Short exercise: Output all of the rows below word for word, leaving out the pictures.

(Extracted data entries)

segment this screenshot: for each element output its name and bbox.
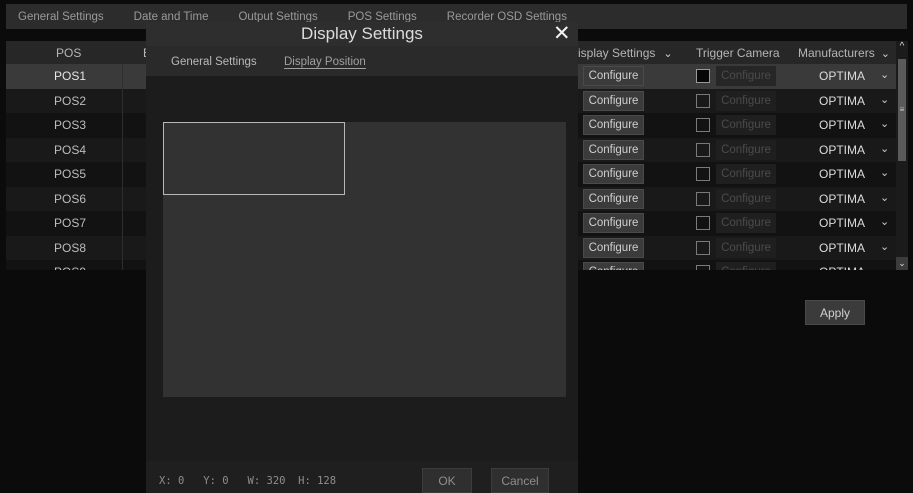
configure-display-button[interactable]: Configure — [583, 262, 644, 270]
chevron-down-icon[interactable]: ⌄ — [880, 215, 889, 228]
header-display-settings-label: isplay Settings — [578, 46, 656, 60]
chevron-down-icon[interactable]: ⌄ — [880, 264, 889, 270]
header-trigger-camera: Trigger Camera — [696, 46, 780, 60]
chevron-down-icon[interactable]: ⌄ — [880, 117, 889, 130]
configure-camera-button[interactable]: Configure — [716, 90, 776, 111]
configure-camera-button[interactable]: Configure — [716, 115, 776, 135]
manufacturer-select[interactable]: OPTIMA — [819, 143, 865, 157]
column-divider — [122, 137, 123, 162]
scroll-down-icon[interactable]: ⌄ — [896, 257, 908, 270]
header-manufacturers-label: Manufacturers — [798, 46, 875, 60]
coord-x: X: 0 — [159, 475, 185, 487]
manufacturer-select[interactable]: OPTIMA — [819, 192, 865, 206]
tab-dialog-display-position[interactable]: Display Position — [284, 56, 366, 68]
pos-name: POS9 — [54, 265, 86, 270]
column-divider — [122, 162, 123, 187]
pos-name: POS4 — [54, 142, 87, 157]
manufacturer-select[interactable]: OPTIMA — [819, 241, 865, 255]
configure-camera-button[interactable]: Configure — [716, 66, 776, 86]
header-manufacturers[interactable]: Manufacturers ⌄ — [798, 46, 890, 60]
trigger-camera-checkbox[interactable] — [696, 167, 710, 181]
manufacturer-select[interactable]: OPTIMA — [819, 265, 865, 270]
close-icon[interactable]: ✕ — [553, 21, 571, 46]
ok-button[interactable]: OK — [422, 468, 472, 493]
configure-display-button[interactable]: Configure — [583, 66, 644, 86]
pos-name: POS2 — [54, 93, 87, 108]
manufacturer-select[interactable]: OPTIMA — [819, 94, 865, 108]
coord-y: Y: 0 — [203, 475, 229, 487]
trigger-camera-checkbox[interactable] — [696, 118, 710, 132]
dialog-header: Display Settings ✕ — [146, 22, 578, 46]
pos-name: POS3 — [54, 118, 87, 132]
chevron-down-icon[interactable]: ⌄ — [880, 93, 889, 106]
pos-name: POS7 — [54, 216, 87, 230]
configure-display-button[interactable]: Configure — [583, 139, 644, 160]
dialog-title: Display Settings — [301, 24, 423, 43]
chevron-down-icon[interactable]: ⌄ — [880, 166, 889, 179]
configure-display-button[interactable]: Configure — [583, 237, 644, 258]
chevron-down-icon: ⌄ — [880, 48, 890, 60]
column-divider — [122, 88, 123, 113]
manufacturer-select[interactable]: OPTIMA — [819, 216, 865, 230]
chevron-down-icon[interactable]: ⌄ — [880, 68, 889, 81]
configure-camera-button[interactable]: Configure — [716, 213, 776, 233]
pos-name: POS6 — [54, 191, 87, 206]
manufacturer-select[interactable]: OPTIMA — [819, 69, 865, 83]
configure-display-button[interactable]: Configure — [583, 90, 644, 111]
table-scrollbar[interactable]: ^ ≡ ⌄ — [896, 41, 908, 270]
manufacturer-select[interactable]: OPTIMA — [819, 118, 865, 132]
grip-icon: ≡ — [899, 105, 905, 114]
configure-camera-button[interactable]: Configure — [716, 237, 776, 258]
tab-general-settings[interactable]: General Settings — [6, 11, 119, 23]
column-divider — [122, 235, 123, 260]
configure-camera-button[interactable]: Configure — [716, 164, 776, 184]
trigger-camera-checkbox[interactable] — [696, 191, 710, 206]
display-position-canvas[interactable] — [163, 122, 566, 397]
pos-name: POS5 — [54, 167, 87, 181]
column-divider — [122, 211, 123, 236]
trigger-camera-checkbox[interactable] — [696, 69, 710, 83]
tab-date-and-time[interactable]: Date and Time — [119, 11, 224, 23]
trigger-camera-checkbox[interactable] — [696, 142, 710, 157]
chevron-down-icon[interactable]: ⌄ — [880, 142, 889, 155]
configure-camera-button[interactable]: Configure — [716, 262, 776, 270]
configure-camera-button[interactable]: Configure — [716, 188, 776, 209]
tab-output-settings[interactable]: Output Settings — [223, 11, 332, 23]
coord-w: W: 320 — [247, 475, 286, 487]
header-display-settings[interactable]: isplay Settings ⌄ — [578, 46, 673, 60]
column-divider — [122, 64, 123, 89]
dialog-body — [146, 76, 578, 461]
manufacturer-select[interactable]: OPTIMA — [819, 167, 865, 181]
configure-display-button[interactable]: Configure — [583, 213, 644, 233]
trigger-camera-checkbox[interactable] — [696, 216, 710, 230]
dialog-tabs: General Settings Display Position — [146, 46, 578, 76]
configure-display-button[interactable]: Configure — [583, 115, 644, 135]
pos-name: POS8 — [54, 240, 87, 255]
tab-dialog-general-settings[interactable]: General Settings — [171, 56, 257, 68]
column-divider — [122, 260, 123, 270]
configure-display-button[interactable]: Configure — [583, 188, 644, 209]
display-position-box[interactable] — [163, 122, 345, 195]
apply-button[interactable]: Apply — [805, 300, 865, 325]
coord-h: H: 128 — [298, 475, 337, 487]
display-settings-dialog: Display Settings ✕ General Settings Disp… — [146, 22, 578, 493]
configure-display-button[interactable]: Configure — [583, 164, 644, 184]
trigger-camera-checkbox[interactable] — [696, 265, 710, 270]
chevron-down-icon[interactable]: ⌄ — [880, 240, 889, 253]
scroll-thumb[interactable]: ≡ — [898, 59, 906, 161]
column-divider — [122, 113, 123, 138]
cancel-button[interactable]: Cancel — [491, 468, 549, 493]
configure-camera-button[interactable]: Configure — [716, 139, 776, 160]
trigger-camera-checkbox[interactable] — [696, 240, 710, 255]
scroll-up-icon[interactable]: ^ — [896, 41, 908, 53]
header-pos: POS — [56, 46, 82, 60]
trigger-camera-checkbox[interactable] — [696, 93, 710, 108]
chevron-down-icon[interactable]: ⌄ — [880, 191, 889, 204]
dialog-footer: X: 0 Y: 0 W: 320 H: 128 OK Cancel — [146, 461, 578, 493]
pos-name: POS1 — [54, 69, 87, 83]
coordinates-readout: X: 0 Y: 0 W: 320 H: 128 — [159, 475, 336, 487]
tab-pos-settings[interactable]: POS Settings — [333, 11, 432, 23]
chevron-down-icon: ⌄ — [663, 48, 673, 60]
column-divider — [122, 186, 123, 211]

Output for this exercise:
segment this screenshot: for each element output its name and bbox.
configure-display-button[interactable]: Configure — [583, 262, 644, 270]
chevron-down-icon[interactable]: ⌄ — [880, 215, 889, 228]
header-display-settings-label: isplay Settings — [578, 46, 656, 60]
chevron-down-icon[interactable]: ⌄ — [880, 264, 889, 270]
header-trigger-camera: Trigger Camera — [696, 46, 780, 60]
chevron-down-icon[interactable]: ⌄ — [880, 117, 889, 130]
configure-camera-button[interactable]: Configure — [716, 90, 776, 111]
configure-camera-button[interactable]: Configure — [716, 115, 776, 135]
manufacturer-select[interactable]: OPTIMA — [819, 143, 865, 157]
column-divider — [122, 137, 123, 162]
scroll-down-icon[interactable]: ⌄ — [896, 257, 908, 270]
header-manufacturers-label: Manufacturers — [798, 46, 875, 60]
coord-x: X: 0 — [159, 475, 185, 487]
manufacturer-select[interactable]: OPTIMA — [819, 192, 865, 206]
tab-dialog-display-position[interactable]: Display Position — [284, 56, 366, 68]
pos-name: POS9 — [54, 265, 86, 270]
column-divider — [122, 162, 123, 187]
pos-name: POS4 — [54, 142, 87, 157]
manufacturer-select[interactable]: OPTIMA — [819, 241, 865, 255]
configure-camera-button[interactable]: Configure — [716, 66, 776, 86]
header-manufacturers[interactable]: Manufacturers ⌄ — [798, 46, 890, 60]
trigger-camera-checkbox[interactable] — [696, 167, 710, 181]
manufacturer-select[interactable]: OPTIMA — [819, 265, 865, 270]
close-icon[interactable]: ✕ — [553, 21, 571, 46]
ok-button[interactable]: OK — [422, 468, 472, 493]
configure-display-button[interactable]: Configure — [583, 66, 644, 86]
pos-name: POS2 — [54, 93, 87, 108]
manufacturer-select[interactable]: OPTIMA — [819, 94, 865, 108]
coord-y: Y: 0 — [203, 475, 229, 487]
trigger-camera-checkbox[interactable] — [696, 118, 710, 132]
dialog-header: Display Settings ✕ — [146, 22, 578, 46]
pos-name: POS3 — [54, 118, 87, 132]
chevron-down-icon[interactable]: ⌄ — [880, 93, 889, 106]
pos-name: POS7 — [54, 216, 87, 230]
configure-display-button[interactable]: Configure — [583, 139, 644, 160]
dialog-title: Display Settings — [301, 24, 423, 43]
chevron-down-icon[interactable]: ⌄ — [880, 166, 889, 179]
configure-display-button[interactable]: Configure — [583, 237, 644, 258]
chevron-down-icon: ⌄ — [880, 48, 890, 60]
column-divider — [122, 88, 123, 113]
manufacturer-select[interactable]: OPTIMA — [819, 216, 865, 230]
chevron-down-icon[interactable]: ⌄ — [880, 68, 889, 81]
configure-camera-button[interactable]: Configure — [716, 213, 776, 233]
pos-name: POS6 — [54, 191, 87, 206]
manufacturer-select[interactable]: OPTIMA — [819, 69, 865, 83]
configure-display-button[interactable]: Configure — [583, 90, 644, 111]
table-scrollbar[interactable]: ^ ≡ ⌄ — [896, 41, 908, 270]
manufacturer-select[interactable]: OPTIMA — [819, 118, 865, 132]
grip-icon: ≡ — [899, 105, 905, 114]
configure-camera-button[interactable]: Configure — [716, 237, 776, 258]
tab-general-settings[interactable]: General Settings — [6, 11, 119, 23]
column-divider — [122, 235, 123, 260]
configure-camera-button[interactable]: Configure — [716, 164, 776, 184]
trigger-camera-checkbox[interactable] — [696, 191, 710, 206]
display-position-canvas[interactable] — [163, 122, 566, 397]
pos-name: POS5 — [54, 167, 87, 181]
column-divider — [122, 211, 123, 236]
trigger-camera-checkbox[interactable] — [696, 69, 710, 83]
tab-date-and-time[interactable]: Date and Time — [119, 11, 224, 23]
trigger-camera-checkbox[interactable] — [696, 142, 710, 157]
chevron-down-icon[interactable]: ⌄ — [880, 142, 889, 155]
configure-camera-button[interactable]: Configure — [716, 262, 776, 270]
configure-camera-button[interactable]: Configure — [716, 188, 776, 209]
tab-output-settings[interactable]: Output Settings — [223, 11, 332, 23]
coord-w: W: 320 — [247, 475, 286, 487]
header-display-settings[interactable]: isplay Settings ⌄ — [578, 46, 673, 60]
column-divider — [122, 64, 123, 89]
dialog-body — [146, 76, 578, 461]
manufacturer-select[interactable]: OPTIMA — [819, 167, 865, 181]
configure-display-button[interactable]: Configure — [583, 213, 644, 233]
trigger-camera-checkbox[interactable] — [696, 216, 710, 230]
dialog-tabs: General Settings Display Position — [146, 46, 578, 76]
configure-display-button[interactable]: Configure — [583, 115, 644, 135]
pos-name: POS8 — [54, 240, 87, 255]
tab-dialog-general-settings[interactable]: General Settings — [171, 56, 257, 68]
column-divider — [122, 260, 123, 270]
configure-display-button[interactable]: Configure — [583, 188, 644, 209]
display-position-box[interactable] — [163, 122, 345, 195]
apply-button[interactable]: Apply — [805, 300, 865, 325]
coord-h: H: 128 — [298, 475, 337, 487]
display-settings-dialog: Display Settings ✕ General Settings Disp… — [146, 22, 578, 493]
configure-display-button[interactable]: Configure — [583, 164, 644, 184]
trigger-camera-checkbox[interactable] — [696, 265, 710, 270]
chevron-down-icon[interactable]: ⌄ — [880, 240, 889, 253]
scroll-thumb[interactable]: ≡ — [898, 59, 906, 161]
column-divider — [122, 113, 123, 138]
cancel-button[interactable]: Cancel — [491, 468, 549, 493]
configure-camera-button[interactable]: Configure — [716, 139, 776, 160]
trigger-camera-checkbox[interactable] — [696, 240, 710, 255]
scroll-up-icon[interactable]: ^ — [896, 41, 908, 53]
header-pos: POS — [56, 46, 82, 60]
trigger-camera-checkbox[interactable] — [696, 93, 710, 108]
chevron-down-icon[interactable]: ⌄ — [880, 191, 889, 204]
dialog-footer: X: 0 Y: 0 W: 320 H: 128 OK Cancel — [146, 461, 578, 493]
pos-name: POS1 — [54, 69, 87, 83]
coordinates-readout: X: 0 Y: 0 W: 320 H: 128 — [159, 475, 336, 487]
tab-pos-settings[interactable]: POS Settings — [333, 11, 432, 23]
chevron-down-icon: ⌄ — [663, 48, 673, 60]
column-divider — [122, 186, 123, 211]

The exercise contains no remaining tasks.